[Dataset records on visual material]
§ §

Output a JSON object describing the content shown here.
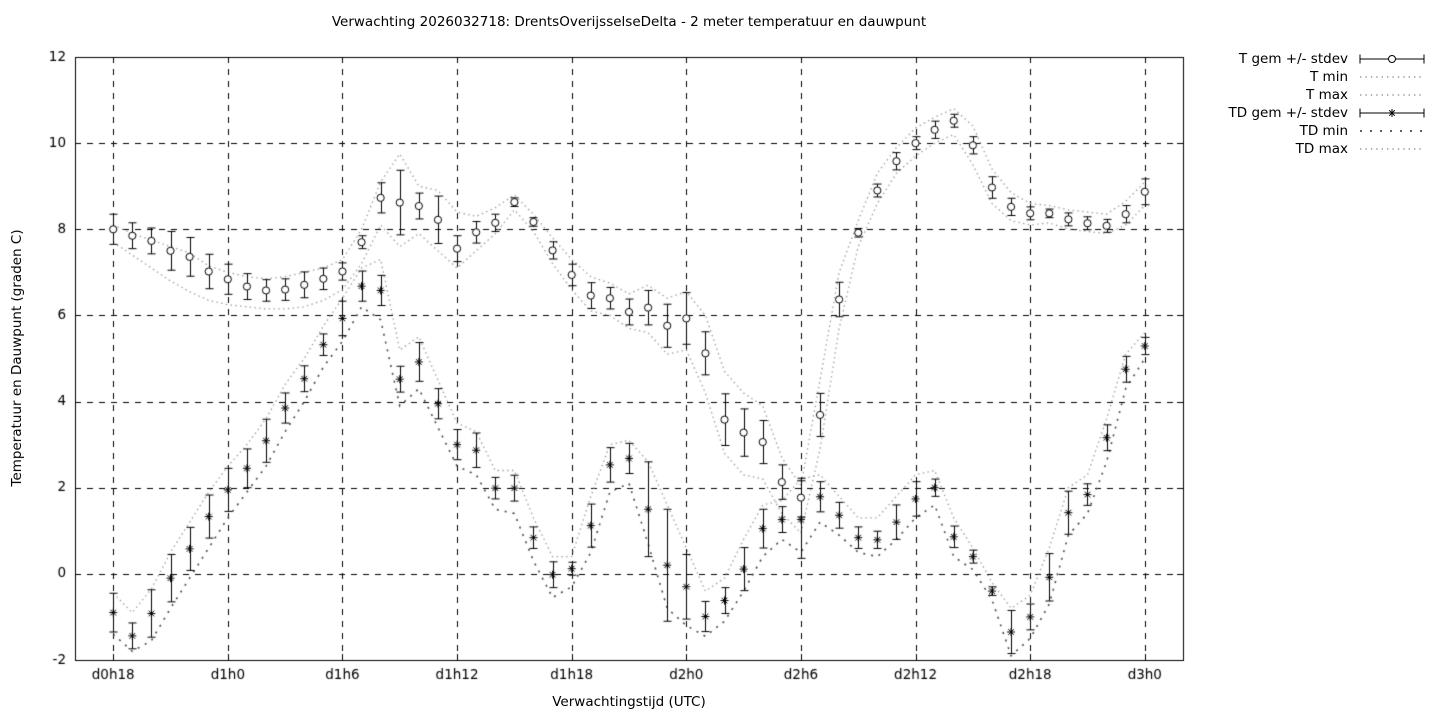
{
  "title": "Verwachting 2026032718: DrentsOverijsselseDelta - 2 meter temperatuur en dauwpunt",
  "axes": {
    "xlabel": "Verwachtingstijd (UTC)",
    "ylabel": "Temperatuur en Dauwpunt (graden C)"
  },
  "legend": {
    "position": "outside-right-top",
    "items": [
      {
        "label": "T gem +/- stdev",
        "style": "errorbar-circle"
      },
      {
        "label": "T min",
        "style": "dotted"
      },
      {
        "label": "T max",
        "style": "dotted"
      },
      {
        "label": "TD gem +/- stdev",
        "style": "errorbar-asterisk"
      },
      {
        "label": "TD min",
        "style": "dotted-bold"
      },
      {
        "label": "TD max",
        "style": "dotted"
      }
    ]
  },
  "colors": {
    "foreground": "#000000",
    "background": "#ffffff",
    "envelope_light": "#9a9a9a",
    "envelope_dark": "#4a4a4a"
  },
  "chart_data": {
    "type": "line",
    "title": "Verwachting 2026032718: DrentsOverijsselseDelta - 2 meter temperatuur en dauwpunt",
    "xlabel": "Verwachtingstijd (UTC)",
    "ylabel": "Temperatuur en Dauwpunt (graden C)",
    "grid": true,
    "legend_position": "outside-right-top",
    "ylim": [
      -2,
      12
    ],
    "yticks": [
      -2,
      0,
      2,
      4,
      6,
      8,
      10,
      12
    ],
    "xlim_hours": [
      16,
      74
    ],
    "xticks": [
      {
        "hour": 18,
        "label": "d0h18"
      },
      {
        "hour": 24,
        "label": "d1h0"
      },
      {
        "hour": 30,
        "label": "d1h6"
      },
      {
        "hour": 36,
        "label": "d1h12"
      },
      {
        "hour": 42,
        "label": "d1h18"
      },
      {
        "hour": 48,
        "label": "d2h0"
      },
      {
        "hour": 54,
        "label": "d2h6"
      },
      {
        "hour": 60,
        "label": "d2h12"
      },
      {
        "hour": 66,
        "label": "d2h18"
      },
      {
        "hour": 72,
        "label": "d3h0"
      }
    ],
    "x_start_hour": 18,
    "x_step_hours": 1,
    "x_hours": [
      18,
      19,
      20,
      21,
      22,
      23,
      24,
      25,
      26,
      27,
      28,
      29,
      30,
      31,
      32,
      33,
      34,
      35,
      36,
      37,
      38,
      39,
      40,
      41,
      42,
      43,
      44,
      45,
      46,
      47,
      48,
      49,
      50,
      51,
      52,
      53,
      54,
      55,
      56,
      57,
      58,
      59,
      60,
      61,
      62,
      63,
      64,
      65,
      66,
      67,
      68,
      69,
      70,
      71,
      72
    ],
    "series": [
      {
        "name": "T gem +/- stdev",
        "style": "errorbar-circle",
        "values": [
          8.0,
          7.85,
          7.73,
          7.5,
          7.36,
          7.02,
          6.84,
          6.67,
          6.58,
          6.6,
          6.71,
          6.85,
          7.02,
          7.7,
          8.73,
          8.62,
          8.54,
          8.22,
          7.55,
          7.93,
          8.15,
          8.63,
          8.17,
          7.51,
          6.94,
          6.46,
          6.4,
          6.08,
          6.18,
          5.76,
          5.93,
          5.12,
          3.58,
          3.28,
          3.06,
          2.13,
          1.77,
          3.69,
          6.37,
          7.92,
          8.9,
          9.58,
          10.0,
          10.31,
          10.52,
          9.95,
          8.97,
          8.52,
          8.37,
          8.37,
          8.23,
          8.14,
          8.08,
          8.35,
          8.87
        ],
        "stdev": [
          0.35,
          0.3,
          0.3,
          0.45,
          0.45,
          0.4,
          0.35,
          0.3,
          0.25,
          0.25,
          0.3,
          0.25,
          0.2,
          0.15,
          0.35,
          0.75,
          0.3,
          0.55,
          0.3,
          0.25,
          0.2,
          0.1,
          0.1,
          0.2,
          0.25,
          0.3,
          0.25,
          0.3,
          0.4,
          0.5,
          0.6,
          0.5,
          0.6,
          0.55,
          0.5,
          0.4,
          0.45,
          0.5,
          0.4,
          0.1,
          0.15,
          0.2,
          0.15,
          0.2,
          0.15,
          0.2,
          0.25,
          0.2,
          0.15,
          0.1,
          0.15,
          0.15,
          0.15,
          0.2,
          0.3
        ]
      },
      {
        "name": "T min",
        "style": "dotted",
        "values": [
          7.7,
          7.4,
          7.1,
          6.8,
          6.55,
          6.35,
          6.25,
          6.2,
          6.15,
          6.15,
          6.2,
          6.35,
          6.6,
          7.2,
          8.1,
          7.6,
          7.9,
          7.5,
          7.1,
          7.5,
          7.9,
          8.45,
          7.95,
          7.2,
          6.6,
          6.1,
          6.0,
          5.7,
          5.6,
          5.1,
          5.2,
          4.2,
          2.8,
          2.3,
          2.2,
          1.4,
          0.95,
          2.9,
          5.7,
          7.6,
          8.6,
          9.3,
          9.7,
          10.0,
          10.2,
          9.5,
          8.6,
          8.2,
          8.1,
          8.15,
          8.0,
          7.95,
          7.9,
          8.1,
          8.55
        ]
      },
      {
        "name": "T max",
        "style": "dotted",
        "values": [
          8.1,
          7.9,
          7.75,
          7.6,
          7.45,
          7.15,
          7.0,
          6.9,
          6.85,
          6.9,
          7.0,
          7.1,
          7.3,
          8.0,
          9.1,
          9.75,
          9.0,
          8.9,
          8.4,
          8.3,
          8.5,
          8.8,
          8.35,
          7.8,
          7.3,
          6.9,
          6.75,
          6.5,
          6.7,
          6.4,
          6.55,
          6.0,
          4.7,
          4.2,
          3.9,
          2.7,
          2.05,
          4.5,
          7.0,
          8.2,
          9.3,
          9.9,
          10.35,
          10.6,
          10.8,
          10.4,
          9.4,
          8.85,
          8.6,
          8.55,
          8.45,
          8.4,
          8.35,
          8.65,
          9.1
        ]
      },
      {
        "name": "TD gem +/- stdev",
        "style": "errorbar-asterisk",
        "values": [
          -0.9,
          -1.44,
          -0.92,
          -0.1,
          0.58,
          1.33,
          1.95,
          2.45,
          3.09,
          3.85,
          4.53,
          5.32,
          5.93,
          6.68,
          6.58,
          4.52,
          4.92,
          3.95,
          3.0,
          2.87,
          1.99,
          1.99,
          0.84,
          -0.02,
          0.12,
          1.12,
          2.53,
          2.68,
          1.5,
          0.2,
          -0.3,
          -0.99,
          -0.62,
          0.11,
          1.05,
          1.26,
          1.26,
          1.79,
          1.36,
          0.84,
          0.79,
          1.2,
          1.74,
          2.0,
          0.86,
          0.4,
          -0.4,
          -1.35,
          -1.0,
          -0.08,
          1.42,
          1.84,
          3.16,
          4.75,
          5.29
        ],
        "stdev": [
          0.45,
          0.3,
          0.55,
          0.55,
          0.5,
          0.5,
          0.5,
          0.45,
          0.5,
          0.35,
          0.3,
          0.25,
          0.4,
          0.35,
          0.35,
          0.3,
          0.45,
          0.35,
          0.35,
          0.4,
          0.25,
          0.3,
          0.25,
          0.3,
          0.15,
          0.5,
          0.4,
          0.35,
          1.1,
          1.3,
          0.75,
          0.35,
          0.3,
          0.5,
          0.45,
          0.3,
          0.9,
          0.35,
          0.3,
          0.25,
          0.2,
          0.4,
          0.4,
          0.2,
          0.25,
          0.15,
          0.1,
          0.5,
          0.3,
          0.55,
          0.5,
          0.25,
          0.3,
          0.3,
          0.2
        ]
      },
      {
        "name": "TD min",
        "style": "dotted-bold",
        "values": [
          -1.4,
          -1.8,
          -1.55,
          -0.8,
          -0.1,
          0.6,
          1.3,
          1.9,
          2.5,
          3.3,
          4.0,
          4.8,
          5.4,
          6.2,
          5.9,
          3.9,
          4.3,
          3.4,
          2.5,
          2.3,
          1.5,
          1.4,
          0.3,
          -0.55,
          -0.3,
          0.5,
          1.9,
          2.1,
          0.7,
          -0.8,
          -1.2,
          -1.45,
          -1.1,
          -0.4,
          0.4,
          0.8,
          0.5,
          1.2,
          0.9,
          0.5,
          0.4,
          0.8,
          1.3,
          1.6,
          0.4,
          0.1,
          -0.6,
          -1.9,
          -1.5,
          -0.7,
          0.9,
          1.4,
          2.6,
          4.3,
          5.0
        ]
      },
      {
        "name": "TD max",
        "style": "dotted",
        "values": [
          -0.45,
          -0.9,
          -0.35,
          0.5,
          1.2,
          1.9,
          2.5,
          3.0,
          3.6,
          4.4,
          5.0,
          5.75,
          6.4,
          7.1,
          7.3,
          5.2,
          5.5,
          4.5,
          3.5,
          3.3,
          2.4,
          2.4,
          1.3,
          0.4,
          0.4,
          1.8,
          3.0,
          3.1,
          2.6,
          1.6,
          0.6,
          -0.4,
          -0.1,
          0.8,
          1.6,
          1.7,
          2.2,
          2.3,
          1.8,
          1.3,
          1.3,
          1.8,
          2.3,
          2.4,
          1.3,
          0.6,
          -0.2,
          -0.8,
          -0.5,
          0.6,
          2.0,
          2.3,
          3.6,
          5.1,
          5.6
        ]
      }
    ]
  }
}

§ §

**Work to do:** Select and copy each line from the data that includes the word "DrentsOverijsselseDelta".

**Finished answer:**
  "title": "Verwachting 2026032718: DrentsOverijsselseDelta - 2 meter temperatuur en dauwpunt",
    "title": "Verwachting 2026032718: DrentsOverijsselseDelta - 2 meter temperatuur en dauwpunt",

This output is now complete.